### [What this task involves]
Check each line of the data below for the word "desc", then extract the ones that have it.

[Data records]
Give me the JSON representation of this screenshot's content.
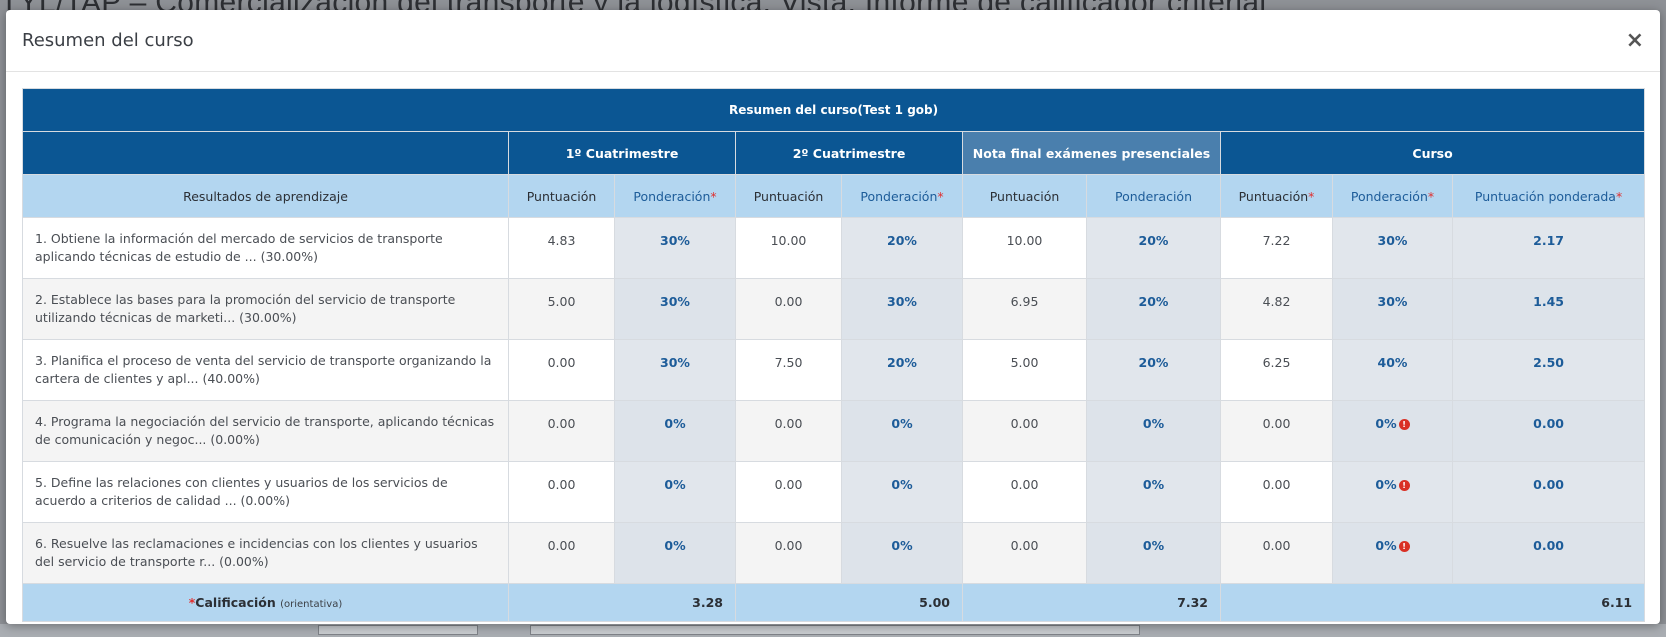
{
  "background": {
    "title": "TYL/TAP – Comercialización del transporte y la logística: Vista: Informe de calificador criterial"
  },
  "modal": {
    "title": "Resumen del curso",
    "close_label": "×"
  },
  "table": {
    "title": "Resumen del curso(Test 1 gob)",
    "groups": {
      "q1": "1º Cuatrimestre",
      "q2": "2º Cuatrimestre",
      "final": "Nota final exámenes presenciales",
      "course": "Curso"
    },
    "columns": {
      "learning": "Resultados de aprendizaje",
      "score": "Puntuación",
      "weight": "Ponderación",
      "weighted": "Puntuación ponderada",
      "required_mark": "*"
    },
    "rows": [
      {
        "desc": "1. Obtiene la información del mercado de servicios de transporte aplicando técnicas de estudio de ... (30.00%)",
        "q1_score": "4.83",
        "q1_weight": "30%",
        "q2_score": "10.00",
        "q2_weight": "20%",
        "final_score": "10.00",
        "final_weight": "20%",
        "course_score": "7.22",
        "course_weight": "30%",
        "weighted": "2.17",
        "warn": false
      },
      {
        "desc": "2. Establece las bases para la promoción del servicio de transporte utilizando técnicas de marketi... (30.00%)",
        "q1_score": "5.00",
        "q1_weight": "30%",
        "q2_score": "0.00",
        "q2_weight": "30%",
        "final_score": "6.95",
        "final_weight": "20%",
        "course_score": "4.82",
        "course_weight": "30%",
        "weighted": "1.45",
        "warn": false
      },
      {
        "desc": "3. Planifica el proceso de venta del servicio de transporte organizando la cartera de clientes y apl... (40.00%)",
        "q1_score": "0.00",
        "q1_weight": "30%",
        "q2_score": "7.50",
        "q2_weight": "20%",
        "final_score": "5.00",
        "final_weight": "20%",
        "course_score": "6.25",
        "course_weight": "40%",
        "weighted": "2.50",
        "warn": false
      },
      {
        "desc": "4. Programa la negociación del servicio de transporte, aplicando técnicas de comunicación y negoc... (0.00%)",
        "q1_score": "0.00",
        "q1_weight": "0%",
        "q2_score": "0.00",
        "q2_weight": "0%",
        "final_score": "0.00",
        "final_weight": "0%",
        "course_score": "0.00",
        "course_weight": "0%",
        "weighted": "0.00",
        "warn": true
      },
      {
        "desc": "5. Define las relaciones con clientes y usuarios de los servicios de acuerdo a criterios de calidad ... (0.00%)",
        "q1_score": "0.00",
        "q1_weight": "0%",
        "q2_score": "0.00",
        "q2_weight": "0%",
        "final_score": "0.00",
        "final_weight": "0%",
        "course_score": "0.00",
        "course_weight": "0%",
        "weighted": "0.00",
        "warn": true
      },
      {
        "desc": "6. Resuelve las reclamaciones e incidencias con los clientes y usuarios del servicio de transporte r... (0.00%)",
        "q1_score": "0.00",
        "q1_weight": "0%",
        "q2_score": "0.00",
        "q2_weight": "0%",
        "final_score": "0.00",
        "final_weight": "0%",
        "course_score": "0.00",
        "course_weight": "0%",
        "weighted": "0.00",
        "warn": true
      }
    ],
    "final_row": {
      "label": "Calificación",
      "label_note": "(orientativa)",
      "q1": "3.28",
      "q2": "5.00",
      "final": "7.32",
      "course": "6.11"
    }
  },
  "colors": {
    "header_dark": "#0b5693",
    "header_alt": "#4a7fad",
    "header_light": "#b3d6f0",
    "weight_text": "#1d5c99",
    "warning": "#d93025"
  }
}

--

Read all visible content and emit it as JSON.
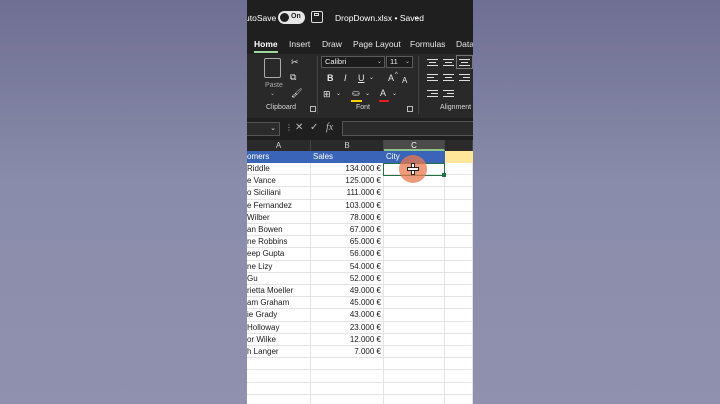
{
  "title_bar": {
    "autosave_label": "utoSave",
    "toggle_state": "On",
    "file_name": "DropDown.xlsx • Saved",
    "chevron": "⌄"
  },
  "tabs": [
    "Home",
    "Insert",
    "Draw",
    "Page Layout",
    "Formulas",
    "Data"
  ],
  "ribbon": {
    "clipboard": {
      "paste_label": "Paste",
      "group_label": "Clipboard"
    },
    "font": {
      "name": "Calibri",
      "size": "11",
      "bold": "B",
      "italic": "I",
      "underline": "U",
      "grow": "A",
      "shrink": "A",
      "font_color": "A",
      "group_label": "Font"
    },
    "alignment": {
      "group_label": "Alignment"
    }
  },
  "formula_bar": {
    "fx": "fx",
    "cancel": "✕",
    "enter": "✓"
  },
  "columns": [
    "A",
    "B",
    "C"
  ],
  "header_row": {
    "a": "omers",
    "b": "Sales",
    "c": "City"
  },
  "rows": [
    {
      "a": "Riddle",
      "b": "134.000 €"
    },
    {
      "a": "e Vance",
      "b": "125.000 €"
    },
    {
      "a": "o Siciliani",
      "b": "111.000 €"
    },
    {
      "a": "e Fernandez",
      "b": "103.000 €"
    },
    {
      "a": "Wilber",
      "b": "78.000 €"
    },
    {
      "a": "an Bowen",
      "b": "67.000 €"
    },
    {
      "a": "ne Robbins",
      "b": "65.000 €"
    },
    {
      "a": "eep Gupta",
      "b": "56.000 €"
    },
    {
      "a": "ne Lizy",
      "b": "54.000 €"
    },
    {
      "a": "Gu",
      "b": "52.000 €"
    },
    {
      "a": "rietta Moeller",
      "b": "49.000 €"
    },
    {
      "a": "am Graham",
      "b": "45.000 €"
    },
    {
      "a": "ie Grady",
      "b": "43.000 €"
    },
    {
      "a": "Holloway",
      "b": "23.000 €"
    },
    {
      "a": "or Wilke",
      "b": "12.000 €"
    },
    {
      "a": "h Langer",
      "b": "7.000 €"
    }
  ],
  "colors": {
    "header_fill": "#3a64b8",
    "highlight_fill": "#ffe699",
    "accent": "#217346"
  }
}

==

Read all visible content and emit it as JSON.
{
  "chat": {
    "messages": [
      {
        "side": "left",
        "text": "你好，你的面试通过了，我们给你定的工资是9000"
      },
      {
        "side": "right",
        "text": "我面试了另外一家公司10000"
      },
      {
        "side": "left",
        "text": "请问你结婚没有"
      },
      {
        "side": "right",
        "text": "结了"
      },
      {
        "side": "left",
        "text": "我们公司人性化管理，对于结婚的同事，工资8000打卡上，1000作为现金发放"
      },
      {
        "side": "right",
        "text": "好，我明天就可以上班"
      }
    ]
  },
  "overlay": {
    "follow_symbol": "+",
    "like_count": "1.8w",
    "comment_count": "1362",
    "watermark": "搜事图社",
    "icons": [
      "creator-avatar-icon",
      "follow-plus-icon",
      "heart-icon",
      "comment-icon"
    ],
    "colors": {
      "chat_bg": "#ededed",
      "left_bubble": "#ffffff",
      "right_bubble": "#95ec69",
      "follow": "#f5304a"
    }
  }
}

### [Response to the task]
        "desc": "1. Obtiene la información del mercado de servicios de transporte aplicando técnicas de estudio de ... (30.00%)",
        "desc": "2. Establece las bases para la promoción del servicio de transporte utilizando técnicas de marketi... (30.00%)",
        "desc": "3. Planifica el proceso de venta del servicio de transporte organizando la cartera de clientes y apl... (40.00%)",
        "desc": "4. Programa la negociación del servicio de transporte, aplicando técnicas de comunicación y negoc... (0.00%)",
        "desc": "5. Define las relaciones con clientes y usuarios de los servicios de acuerdo a criterios de calidad ... (0.00%)",
        "desc": "6. Resuelve las reclamaciones e incidencias con los clientes y usuarios del servicio de transporte r... (0.00%)",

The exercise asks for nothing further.